• _Required work_
Each record is to be printed again precisely as it reads.

• _Material shown_
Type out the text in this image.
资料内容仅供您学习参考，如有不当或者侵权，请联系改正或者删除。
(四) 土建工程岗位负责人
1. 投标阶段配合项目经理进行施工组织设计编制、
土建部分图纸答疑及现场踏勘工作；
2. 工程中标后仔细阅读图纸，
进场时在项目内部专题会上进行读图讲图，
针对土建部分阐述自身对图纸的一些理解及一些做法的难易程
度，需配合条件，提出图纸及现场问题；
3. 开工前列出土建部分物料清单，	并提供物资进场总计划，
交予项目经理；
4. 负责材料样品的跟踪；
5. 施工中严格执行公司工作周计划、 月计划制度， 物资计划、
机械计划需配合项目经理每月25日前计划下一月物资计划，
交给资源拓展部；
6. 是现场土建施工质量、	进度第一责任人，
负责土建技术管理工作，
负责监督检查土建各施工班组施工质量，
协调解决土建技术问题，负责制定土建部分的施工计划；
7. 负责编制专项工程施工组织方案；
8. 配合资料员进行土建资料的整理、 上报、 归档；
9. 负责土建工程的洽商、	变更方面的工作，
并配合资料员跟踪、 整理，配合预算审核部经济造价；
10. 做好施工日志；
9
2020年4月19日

• _Answer for this exercise_
Type out the text in this image.
资料内容仅供您学习参考，如有不当或者侵权，请联系改正或者删除。
(四) 土建工程岗位负责人
1. 投标阶段配合项目经理进行施工组织设计编制、
土建部分图纸答疑及现场踏勘工作；
2. 工程中标后仔细阅读图纸，
进场时在项目内部专题会上进行读图讲图，
针对土建部分阐述自身对图纸的一些理解及一些做法的难易程
度，需配合条件，提出图纸及现场问题；
3. 开工前列出土建部分物料清单，	并提供物资进场总计划，
交予项目经理；
4. 负责材料样品的跟踪；
5. 施工中严格执行公司工作周计划、 月计划制度， 物资计划、
机械计划需配合项目经理每月25日前计划下一月物资计划，
交给资源拓展部；
6. 是现场土建施工质量、	进度第一责任人，
负责土建技术管理工作，
负责监督检查土建各施工班组施工质量，
协调解决土建技术问题，负责制定土建部分的施工计划；
7. 负责编制专项工程施工组织方案；
8. 配合资料员进行土建资料的整理、 上报、 归档；
9. 负责土建工程的洽商、	变更方面的工作，
并配合资料员跟踪、 整理，配合预算审核部经济造价；
10. 做好施工日志；
9
2020年4月19日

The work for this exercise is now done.